*CHALLENGE:* Of the lines in this material, how many contain "toku"? Answer with a single number only.

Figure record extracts
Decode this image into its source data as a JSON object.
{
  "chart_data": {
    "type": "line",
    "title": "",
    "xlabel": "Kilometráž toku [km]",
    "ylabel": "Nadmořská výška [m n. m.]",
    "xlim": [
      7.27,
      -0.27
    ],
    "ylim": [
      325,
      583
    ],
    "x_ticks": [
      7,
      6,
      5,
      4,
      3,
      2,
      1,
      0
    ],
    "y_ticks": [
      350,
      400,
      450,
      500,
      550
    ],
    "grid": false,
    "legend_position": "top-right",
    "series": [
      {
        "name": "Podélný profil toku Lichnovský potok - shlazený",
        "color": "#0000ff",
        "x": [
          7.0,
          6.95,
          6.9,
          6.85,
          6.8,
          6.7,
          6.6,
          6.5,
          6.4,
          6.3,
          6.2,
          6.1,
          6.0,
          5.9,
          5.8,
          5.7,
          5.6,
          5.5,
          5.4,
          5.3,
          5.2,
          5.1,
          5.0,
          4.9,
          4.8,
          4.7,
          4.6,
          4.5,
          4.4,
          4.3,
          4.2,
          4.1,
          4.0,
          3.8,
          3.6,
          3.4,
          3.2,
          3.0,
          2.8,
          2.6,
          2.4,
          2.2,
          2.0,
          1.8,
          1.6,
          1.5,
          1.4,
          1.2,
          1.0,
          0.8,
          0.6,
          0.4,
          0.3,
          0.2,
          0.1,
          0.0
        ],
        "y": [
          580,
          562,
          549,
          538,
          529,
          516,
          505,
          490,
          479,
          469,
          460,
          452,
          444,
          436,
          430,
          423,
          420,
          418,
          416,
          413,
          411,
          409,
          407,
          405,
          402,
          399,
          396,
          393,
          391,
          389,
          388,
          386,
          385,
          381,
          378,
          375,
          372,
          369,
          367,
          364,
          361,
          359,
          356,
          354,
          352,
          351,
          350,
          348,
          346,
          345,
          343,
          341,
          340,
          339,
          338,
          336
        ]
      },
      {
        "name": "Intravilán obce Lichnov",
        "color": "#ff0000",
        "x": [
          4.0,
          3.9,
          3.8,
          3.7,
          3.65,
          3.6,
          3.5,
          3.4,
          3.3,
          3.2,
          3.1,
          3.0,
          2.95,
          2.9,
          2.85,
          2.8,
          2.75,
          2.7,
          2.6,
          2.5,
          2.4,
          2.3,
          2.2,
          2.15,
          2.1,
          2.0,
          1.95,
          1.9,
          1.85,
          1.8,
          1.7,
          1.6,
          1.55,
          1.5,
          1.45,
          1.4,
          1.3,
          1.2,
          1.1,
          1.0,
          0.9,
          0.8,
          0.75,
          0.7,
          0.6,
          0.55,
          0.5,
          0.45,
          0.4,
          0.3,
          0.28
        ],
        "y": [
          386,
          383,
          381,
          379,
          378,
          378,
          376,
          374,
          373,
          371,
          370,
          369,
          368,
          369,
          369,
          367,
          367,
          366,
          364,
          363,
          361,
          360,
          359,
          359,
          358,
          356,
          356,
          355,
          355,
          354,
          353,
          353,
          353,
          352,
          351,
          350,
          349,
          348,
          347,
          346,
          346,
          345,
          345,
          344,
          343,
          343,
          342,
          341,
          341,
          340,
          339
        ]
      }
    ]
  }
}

*RESPONSE TO THIS TASK:* 2